• [TASK DIRECTIONS]
Copy each line of the data below with the word "nästa".

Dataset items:
--- BEGIN ---

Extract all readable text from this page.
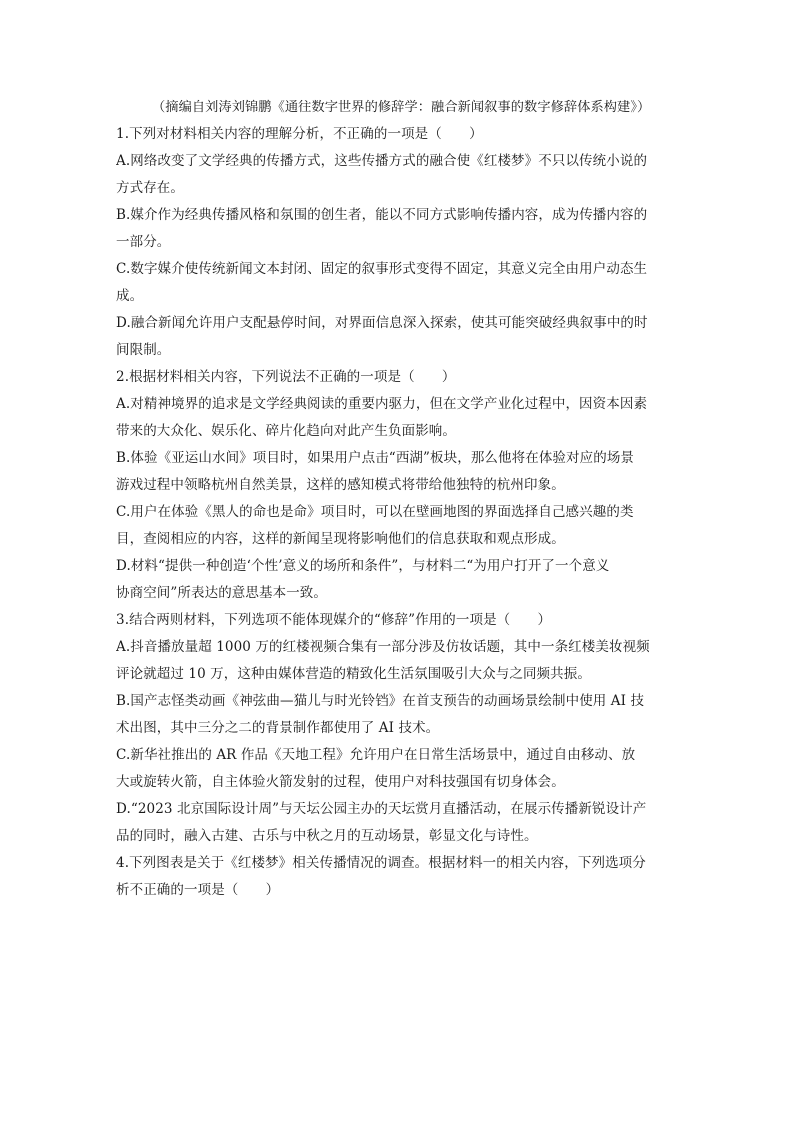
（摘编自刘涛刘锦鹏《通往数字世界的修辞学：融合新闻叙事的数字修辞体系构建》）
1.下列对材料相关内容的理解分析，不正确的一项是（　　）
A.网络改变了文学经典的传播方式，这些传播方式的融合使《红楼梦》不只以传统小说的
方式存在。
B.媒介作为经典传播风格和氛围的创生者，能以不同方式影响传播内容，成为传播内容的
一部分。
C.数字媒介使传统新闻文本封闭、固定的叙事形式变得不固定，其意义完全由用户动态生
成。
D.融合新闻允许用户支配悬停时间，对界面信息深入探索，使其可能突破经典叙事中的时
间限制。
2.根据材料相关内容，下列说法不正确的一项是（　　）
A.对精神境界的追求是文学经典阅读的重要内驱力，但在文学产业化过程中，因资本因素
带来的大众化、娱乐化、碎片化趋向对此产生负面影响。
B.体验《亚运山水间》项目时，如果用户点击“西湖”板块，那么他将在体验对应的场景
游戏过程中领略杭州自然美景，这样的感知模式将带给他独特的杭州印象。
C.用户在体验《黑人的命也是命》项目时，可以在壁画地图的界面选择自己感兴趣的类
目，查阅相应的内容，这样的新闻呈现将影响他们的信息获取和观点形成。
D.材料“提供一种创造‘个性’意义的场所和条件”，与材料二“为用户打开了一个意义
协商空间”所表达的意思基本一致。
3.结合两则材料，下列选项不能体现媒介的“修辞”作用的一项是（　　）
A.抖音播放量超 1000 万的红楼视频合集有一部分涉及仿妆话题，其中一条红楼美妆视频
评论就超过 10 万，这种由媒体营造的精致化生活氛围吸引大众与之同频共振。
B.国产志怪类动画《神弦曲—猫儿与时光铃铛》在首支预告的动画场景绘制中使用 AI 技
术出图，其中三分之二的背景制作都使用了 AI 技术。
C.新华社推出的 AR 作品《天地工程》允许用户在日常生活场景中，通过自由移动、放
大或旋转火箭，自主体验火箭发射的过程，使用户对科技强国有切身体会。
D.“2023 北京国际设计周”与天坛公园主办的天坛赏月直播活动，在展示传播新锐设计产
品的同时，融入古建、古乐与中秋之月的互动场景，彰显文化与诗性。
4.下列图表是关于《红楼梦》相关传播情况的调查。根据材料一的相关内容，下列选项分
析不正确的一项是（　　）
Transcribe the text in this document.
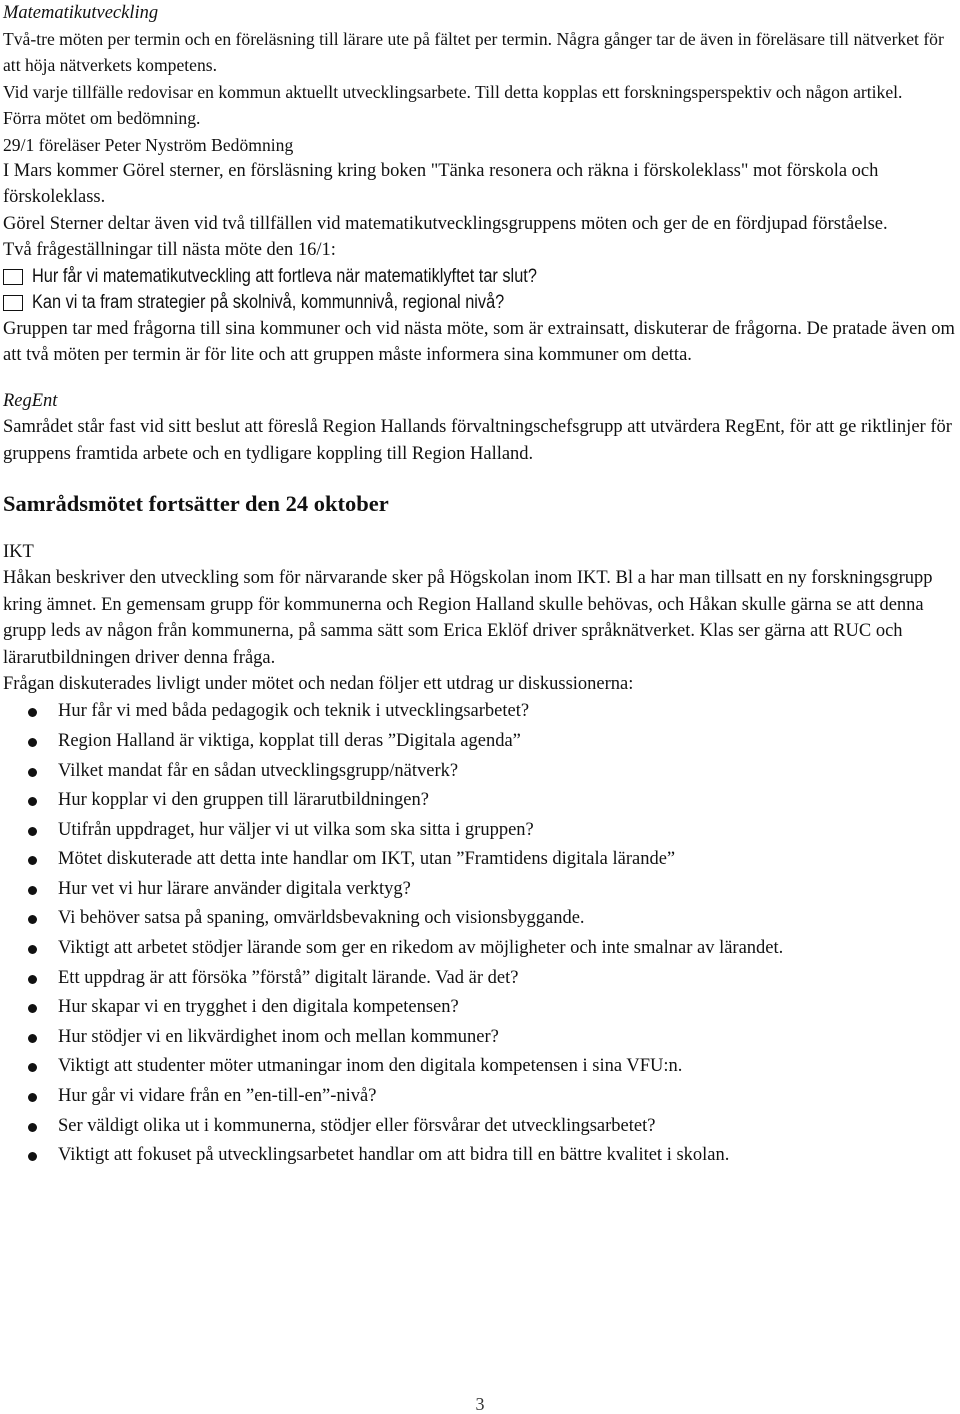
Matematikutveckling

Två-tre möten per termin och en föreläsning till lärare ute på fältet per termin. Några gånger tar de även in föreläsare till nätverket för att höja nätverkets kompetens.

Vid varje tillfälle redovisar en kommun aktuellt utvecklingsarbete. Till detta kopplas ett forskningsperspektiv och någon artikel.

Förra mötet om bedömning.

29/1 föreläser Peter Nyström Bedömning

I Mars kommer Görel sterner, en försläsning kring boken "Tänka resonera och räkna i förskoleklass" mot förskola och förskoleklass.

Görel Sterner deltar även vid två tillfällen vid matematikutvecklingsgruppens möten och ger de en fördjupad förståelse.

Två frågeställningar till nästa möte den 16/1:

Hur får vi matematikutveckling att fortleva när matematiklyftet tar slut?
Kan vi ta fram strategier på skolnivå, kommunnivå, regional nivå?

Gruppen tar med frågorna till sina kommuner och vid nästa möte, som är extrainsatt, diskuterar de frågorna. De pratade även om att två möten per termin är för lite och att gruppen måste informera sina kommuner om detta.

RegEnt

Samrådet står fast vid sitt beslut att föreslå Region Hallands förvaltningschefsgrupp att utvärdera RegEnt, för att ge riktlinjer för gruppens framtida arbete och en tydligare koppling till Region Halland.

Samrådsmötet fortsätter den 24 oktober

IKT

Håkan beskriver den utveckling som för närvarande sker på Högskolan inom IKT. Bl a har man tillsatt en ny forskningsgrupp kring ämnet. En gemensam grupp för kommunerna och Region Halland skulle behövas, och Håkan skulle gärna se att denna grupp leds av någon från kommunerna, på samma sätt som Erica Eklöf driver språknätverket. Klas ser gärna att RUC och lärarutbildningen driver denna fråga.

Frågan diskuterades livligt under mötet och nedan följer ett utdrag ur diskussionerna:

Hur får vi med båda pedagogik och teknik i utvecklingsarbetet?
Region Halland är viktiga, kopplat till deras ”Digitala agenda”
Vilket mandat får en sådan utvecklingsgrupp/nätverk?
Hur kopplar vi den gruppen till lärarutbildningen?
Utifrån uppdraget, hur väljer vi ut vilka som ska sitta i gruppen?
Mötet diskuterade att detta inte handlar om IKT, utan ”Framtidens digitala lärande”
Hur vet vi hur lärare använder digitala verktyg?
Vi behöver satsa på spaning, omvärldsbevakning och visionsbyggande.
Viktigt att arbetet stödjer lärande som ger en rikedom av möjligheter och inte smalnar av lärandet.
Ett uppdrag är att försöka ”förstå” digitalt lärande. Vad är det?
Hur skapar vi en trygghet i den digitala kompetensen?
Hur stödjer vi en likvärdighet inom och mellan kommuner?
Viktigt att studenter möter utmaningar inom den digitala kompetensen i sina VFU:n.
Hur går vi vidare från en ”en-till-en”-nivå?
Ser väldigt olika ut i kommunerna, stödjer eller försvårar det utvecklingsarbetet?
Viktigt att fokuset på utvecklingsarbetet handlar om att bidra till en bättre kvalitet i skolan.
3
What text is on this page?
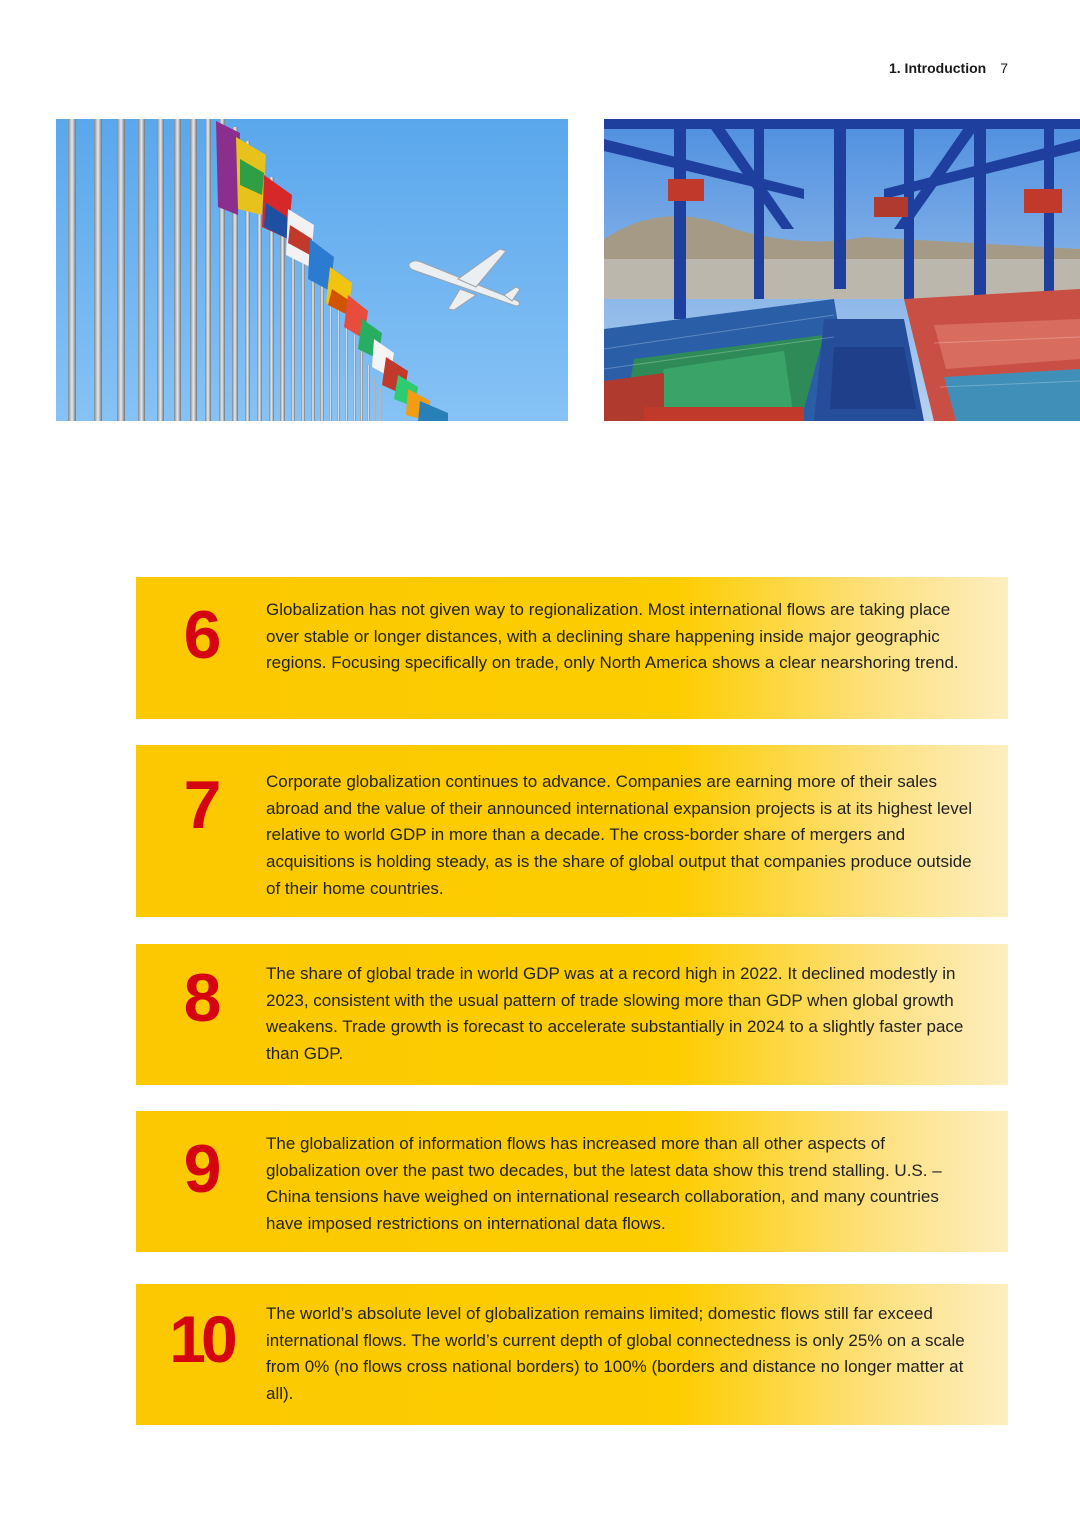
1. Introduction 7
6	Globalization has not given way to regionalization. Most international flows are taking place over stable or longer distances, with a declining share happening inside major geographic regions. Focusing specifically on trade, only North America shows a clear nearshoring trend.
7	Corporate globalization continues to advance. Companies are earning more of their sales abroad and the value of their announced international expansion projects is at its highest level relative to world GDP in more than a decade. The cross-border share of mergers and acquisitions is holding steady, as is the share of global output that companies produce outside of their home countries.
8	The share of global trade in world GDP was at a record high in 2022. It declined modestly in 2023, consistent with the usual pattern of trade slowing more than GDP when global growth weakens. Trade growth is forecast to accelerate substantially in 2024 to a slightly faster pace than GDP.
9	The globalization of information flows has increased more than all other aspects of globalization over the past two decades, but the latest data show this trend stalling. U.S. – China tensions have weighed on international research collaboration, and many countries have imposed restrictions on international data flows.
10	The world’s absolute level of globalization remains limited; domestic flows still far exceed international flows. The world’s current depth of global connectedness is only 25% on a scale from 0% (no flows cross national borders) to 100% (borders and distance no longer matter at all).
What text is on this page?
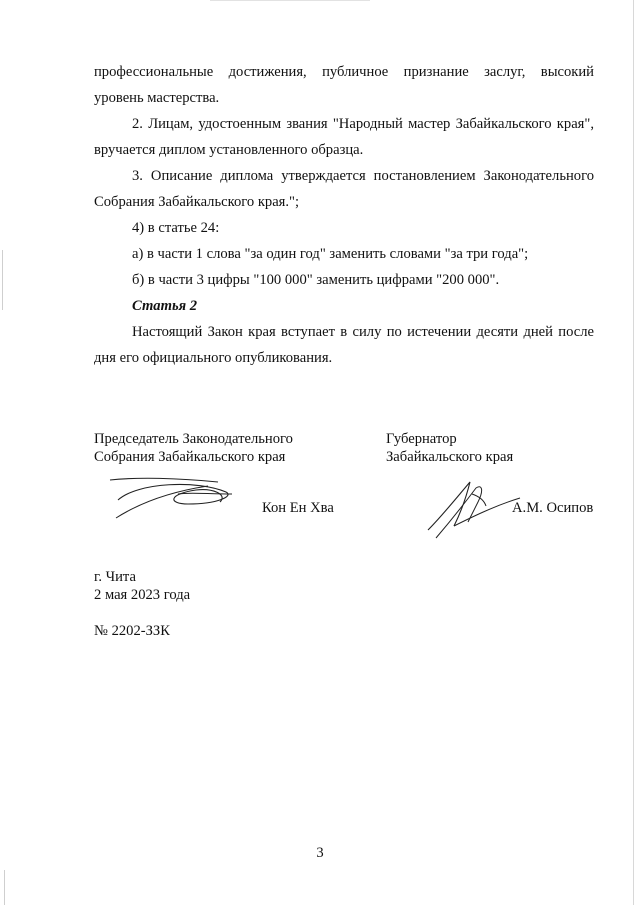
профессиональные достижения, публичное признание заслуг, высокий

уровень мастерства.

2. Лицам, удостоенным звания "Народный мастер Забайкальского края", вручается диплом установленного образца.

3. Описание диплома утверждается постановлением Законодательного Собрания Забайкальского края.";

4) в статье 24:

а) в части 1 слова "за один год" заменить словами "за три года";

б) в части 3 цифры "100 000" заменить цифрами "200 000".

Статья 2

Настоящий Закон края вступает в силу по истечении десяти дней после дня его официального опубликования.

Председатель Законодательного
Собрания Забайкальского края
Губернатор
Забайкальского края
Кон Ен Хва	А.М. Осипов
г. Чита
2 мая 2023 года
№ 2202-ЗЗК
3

--- END ---

• [RESPONSE FOR THIS EXERCISE]
Två frågeställningar till nästa möte den 16/1:
Gruppen tar med frågorna till sina kommuner och vid nästa möte, som är extrainsatt, diskuterar de frågorna. De pratade även om att två möten per termin är för lite och att gruppen måste informera sina kommuner om detta.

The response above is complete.